### Short problem
Reproduce verbatim the stretch of the records from their start through the line containing "area-title: MOROCELÍ, EL", both ends included.

### Provided data
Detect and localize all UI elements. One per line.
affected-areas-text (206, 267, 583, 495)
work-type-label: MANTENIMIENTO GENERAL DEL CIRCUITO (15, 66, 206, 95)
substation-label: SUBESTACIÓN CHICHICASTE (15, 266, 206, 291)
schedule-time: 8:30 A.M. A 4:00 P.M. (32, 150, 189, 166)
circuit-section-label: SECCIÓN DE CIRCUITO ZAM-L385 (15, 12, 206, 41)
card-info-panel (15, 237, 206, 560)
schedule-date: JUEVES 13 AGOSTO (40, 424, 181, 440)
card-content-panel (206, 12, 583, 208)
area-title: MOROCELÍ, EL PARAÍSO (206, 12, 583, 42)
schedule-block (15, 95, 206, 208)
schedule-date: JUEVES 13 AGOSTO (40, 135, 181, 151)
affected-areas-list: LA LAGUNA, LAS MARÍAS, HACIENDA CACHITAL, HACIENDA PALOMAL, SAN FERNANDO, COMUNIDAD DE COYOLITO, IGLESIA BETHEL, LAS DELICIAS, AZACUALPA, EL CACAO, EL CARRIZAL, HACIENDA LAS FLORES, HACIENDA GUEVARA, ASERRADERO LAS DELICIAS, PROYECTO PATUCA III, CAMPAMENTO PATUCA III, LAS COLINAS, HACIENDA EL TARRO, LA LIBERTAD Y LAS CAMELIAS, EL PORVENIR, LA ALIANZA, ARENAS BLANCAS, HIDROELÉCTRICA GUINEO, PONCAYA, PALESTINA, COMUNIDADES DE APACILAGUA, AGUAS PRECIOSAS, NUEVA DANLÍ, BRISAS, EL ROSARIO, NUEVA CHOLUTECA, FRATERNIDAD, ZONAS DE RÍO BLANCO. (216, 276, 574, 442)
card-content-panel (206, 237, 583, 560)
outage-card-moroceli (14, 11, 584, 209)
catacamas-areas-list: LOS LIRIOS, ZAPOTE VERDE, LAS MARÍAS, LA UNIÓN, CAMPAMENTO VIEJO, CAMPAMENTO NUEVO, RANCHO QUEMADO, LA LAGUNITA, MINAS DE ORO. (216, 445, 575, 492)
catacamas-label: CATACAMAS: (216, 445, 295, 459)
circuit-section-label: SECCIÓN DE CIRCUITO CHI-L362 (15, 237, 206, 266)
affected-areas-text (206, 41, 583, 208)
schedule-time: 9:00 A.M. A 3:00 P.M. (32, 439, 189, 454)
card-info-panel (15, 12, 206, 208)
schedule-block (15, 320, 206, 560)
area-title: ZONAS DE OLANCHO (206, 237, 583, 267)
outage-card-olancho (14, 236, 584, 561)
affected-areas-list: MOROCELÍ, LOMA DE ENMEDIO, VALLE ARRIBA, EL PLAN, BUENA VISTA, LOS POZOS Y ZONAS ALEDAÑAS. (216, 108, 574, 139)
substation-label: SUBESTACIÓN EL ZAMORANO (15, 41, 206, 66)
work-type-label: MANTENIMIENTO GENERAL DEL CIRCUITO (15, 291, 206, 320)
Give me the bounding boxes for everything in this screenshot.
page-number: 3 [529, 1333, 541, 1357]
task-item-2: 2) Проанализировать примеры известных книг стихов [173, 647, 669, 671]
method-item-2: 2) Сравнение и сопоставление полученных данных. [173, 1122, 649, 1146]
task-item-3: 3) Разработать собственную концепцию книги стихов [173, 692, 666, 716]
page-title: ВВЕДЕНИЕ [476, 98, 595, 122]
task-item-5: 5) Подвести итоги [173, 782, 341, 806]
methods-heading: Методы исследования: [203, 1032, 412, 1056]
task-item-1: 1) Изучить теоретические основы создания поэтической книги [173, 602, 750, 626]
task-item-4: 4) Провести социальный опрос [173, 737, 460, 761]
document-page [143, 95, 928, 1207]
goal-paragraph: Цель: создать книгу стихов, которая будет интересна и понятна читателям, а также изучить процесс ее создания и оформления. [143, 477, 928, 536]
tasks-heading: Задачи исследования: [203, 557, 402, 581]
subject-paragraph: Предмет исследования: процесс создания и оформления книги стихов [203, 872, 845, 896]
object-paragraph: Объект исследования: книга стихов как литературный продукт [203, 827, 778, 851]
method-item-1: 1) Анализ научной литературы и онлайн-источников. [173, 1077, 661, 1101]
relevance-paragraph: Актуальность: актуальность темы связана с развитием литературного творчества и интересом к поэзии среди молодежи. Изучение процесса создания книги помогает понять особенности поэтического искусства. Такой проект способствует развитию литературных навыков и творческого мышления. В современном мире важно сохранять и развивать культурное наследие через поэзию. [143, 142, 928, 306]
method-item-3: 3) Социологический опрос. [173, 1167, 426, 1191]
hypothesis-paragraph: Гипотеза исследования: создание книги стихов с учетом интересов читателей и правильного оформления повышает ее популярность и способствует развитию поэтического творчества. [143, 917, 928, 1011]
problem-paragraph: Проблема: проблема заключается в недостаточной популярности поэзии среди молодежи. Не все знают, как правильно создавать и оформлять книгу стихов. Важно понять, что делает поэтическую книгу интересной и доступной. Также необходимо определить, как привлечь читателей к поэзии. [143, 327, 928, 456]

### Solution for this exercise
Detect and localize all UI elements. One per line.
affected-areas-text (206, 267, 583, 495)
work-type-label: MANTENIMIENTO GENERAL DEL CIRCUITO (15, 66, 206, 95)
substation-label: SUBESTACIÓN CHICHICASTE (15, 266, 206, 291)
schedule-time: 8:30 A.M. A 4:00 P.M. (32, 150, 189, 166)
circuit-section-label: SECCIÓN DE CIRCUITO ZAM-L385 (15, 12, 206, 41)
card-info-panel (15, 237, 206, 560)
schedule-date: JUEVES 13 AGOSTO (40, 424, 181, 440)
card-content-panel (206, 12, 583, 208)
area-title: MOROCELÍ, EL PARAÍSO (206, 12, 583, 42)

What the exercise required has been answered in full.